## START
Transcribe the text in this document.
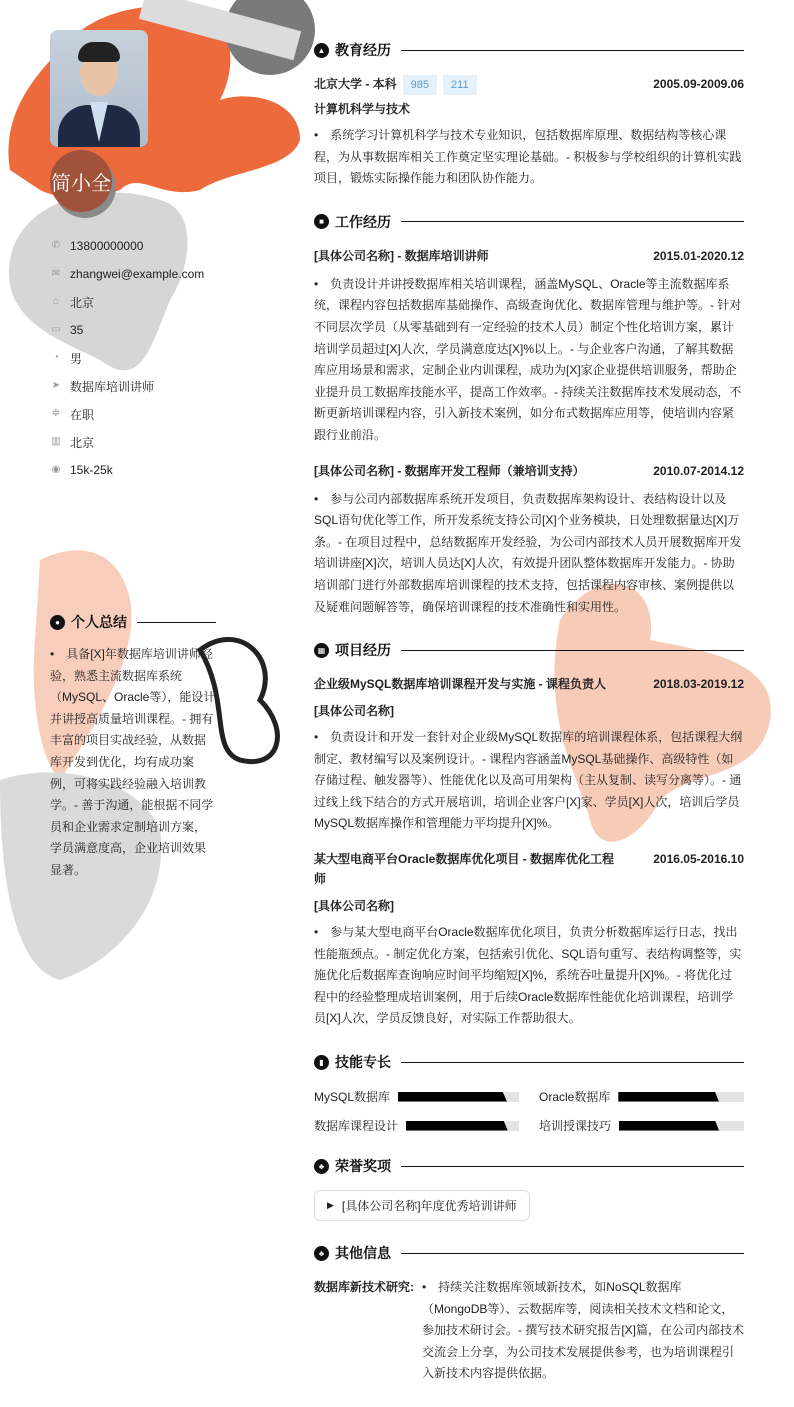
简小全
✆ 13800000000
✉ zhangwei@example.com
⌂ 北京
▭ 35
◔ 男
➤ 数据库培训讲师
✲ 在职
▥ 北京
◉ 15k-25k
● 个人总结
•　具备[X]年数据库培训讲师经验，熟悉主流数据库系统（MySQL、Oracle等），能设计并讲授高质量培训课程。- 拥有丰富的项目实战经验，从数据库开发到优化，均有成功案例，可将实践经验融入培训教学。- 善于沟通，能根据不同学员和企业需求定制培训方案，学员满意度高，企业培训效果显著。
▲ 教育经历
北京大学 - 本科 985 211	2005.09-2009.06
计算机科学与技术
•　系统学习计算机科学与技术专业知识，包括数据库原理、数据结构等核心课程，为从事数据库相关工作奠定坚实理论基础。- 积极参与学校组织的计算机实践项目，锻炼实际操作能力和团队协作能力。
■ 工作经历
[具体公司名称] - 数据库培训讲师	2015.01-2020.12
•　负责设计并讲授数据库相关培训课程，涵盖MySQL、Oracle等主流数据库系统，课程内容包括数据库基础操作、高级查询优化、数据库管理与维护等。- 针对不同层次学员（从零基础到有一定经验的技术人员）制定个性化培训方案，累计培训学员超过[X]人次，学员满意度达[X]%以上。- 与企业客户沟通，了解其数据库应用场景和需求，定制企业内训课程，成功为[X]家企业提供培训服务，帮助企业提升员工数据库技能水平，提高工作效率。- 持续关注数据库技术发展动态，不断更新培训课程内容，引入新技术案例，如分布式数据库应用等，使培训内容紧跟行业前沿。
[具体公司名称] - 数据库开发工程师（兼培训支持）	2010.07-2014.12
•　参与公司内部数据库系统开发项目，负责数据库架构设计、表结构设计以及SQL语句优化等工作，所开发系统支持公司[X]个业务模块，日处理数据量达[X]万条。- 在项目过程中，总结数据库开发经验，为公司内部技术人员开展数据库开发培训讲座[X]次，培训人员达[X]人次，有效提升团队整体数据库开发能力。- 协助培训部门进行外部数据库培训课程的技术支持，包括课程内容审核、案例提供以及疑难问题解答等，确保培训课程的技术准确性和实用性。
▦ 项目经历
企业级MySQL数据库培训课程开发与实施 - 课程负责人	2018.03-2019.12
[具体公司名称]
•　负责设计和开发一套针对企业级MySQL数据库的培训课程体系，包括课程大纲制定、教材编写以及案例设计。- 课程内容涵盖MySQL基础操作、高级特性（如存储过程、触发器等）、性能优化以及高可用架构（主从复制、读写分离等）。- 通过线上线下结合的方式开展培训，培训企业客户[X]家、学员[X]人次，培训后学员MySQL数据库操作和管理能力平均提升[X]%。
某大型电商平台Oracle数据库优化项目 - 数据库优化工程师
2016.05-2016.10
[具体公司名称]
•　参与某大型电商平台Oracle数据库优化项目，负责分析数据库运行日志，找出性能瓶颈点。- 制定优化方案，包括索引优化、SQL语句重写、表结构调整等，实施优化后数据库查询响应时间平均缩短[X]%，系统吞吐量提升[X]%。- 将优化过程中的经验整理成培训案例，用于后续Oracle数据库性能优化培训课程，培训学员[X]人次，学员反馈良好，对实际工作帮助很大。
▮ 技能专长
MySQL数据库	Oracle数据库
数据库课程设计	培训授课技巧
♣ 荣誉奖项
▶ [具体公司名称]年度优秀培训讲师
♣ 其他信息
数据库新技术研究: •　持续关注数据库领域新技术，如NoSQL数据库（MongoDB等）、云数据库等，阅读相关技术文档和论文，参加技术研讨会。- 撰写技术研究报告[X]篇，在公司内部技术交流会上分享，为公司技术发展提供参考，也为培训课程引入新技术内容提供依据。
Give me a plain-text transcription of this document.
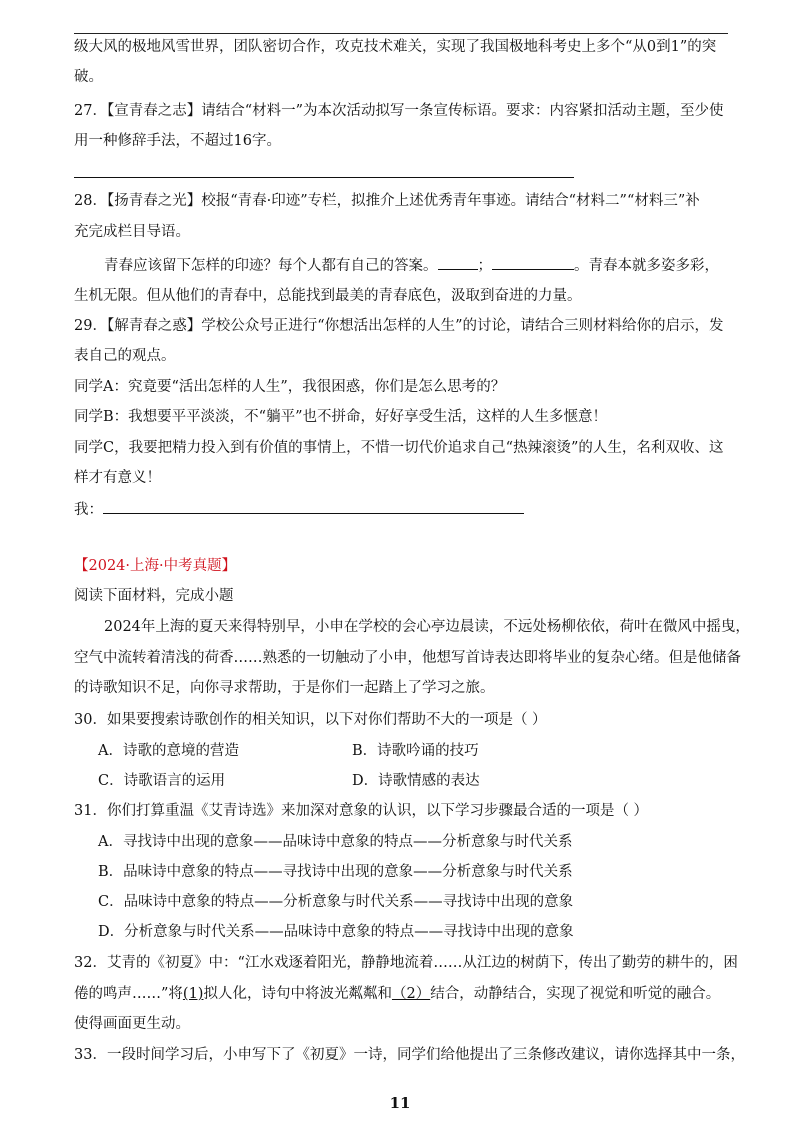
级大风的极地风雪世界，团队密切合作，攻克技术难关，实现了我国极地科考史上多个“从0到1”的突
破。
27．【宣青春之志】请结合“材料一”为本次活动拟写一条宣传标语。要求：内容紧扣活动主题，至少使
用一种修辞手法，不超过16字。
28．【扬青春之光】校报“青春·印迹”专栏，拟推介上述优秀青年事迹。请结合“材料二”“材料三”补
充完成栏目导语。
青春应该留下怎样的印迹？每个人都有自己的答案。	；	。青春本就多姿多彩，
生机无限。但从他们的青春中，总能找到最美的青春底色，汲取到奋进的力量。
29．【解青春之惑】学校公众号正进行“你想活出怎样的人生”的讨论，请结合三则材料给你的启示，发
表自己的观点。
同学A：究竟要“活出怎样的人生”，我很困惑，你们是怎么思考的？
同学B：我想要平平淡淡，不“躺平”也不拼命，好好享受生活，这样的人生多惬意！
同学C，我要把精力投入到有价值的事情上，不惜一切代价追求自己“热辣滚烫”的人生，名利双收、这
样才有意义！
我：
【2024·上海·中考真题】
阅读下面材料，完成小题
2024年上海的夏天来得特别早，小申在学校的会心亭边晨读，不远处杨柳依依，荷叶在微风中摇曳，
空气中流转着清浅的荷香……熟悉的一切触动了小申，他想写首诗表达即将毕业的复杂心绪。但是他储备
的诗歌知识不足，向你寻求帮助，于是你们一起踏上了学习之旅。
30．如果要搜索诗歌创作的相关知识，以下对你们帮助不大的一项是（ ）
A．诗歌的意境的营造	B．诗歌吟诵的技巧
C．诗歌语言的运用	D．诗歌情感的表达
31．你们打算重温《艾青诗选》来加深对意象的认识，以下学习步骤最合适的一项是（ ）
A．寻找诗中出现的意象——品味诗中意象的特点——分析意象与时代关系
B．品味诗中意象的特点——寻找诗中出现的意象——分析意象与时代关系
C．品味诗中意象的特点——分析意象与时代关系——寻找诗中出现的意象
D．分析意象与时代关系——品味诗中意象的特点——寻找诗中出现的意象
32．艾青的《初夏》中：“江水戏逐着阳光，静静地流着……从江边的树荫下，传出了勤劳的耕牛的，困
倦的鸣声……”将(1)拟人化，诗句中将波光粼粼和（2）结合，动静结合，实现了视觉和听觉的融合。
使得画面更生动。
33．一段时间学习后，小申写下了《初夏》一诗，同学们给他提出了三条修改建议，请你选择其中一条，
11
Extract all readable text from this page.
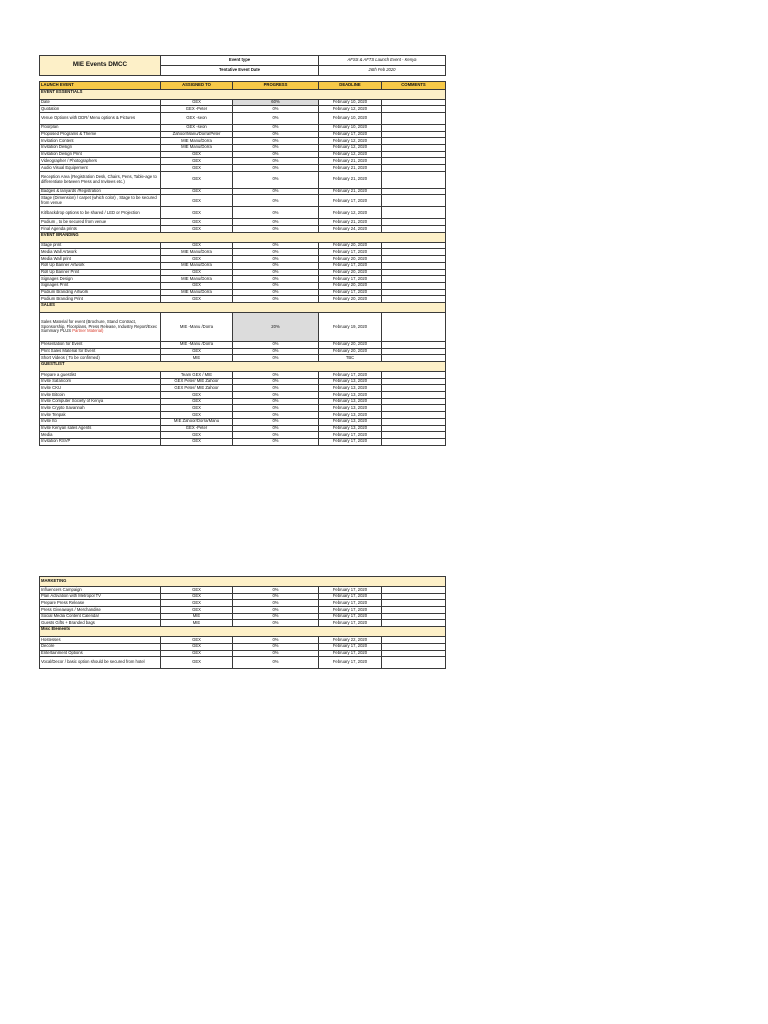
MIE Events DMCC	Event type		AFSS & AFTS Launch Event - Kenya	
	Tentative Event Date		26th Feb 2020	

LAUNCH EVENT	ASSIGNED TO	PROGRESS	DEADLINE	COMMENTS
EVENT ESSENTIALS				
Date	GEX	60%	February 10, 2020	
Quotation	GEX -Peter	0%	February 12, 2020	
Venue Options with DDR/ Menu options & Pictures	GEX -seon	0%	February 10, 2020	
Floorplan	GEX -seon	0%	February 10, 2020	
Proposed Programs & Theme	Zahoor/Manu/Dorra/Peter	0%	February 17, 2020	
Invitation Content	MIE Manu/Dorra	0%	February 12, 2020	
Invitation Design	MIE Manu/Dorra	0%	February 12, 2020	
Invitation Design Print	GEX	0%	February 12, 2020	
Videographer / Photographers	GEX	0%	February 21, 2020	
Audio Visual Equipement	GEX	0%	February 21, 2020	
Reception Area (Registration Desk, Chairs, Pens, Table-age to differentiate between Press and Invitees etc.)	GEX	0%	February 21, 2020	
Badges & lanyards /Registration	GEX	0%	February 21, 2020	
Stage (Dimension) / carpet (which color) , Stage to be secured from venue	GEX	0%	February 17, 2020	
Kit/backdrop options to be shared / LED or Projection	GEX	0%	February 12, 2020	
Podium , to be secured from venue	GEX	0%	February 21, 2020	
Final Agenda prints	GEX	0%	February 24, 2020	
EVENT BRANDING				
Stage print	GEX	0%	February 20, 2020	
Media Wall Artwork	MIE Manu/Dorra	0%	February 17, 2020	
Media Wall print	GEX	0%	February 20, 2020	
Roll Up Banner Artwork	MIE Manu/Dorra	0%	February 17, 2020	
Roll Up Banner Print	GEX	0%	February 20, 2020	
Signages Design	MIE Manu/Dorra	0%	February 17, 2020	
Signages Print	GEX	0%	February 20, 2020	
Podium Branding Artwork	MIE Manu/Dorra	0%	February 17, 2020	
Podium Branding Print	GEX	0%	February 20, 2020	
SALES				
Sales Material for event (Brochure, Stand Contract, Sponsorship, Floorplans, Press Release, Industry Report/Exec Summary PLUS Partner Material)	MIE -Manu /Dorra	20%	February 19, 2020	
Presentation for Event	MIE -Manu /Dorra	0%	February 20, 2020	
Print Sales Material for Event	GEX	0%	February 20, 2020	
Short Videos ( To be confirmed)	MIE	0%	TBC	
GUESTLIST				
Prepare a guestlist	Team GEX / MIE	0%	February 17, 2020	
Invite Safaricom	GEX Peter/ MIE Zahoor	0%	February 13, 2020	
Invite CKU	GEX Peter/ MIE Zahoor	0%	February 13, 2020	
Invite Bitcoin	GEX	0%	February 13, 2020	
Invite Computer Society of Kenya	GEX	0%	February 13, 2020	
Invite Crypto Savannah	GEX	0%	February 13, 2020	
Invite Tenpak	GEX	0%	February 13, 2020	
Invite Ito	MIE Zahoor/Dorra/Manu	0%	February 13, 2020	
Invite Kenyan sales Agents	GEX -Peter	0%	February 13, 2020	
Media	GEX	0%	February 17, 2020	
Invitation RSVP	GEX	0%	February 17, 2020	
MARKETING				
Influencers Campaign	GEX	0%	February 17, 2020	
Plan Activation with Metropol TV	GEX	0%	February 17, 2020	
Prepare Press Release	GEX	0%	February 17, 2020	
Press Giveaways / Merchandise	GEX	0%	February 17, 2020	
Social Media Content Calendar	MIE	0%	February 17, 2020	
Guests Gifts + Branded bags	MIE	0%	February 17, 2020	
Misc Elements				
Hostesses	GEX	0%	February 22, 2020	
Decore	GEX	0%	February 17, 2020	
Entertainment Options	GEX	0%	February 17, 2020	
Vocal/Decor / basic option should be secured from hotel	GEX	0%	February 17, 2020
## END
Pick out every line holding the string "Artwork" and return it.

§ FULL RESPONSE:
Media Wall Artwork	MIE Manu/Dorra	0%	February 17, 2020	
Roll Up Banner Artwork	MIE Manu/Dorra	0%	February 17, 2020	
Podium Branding Artwork	MIE Manu/Dorra	0%	February 17, 2020	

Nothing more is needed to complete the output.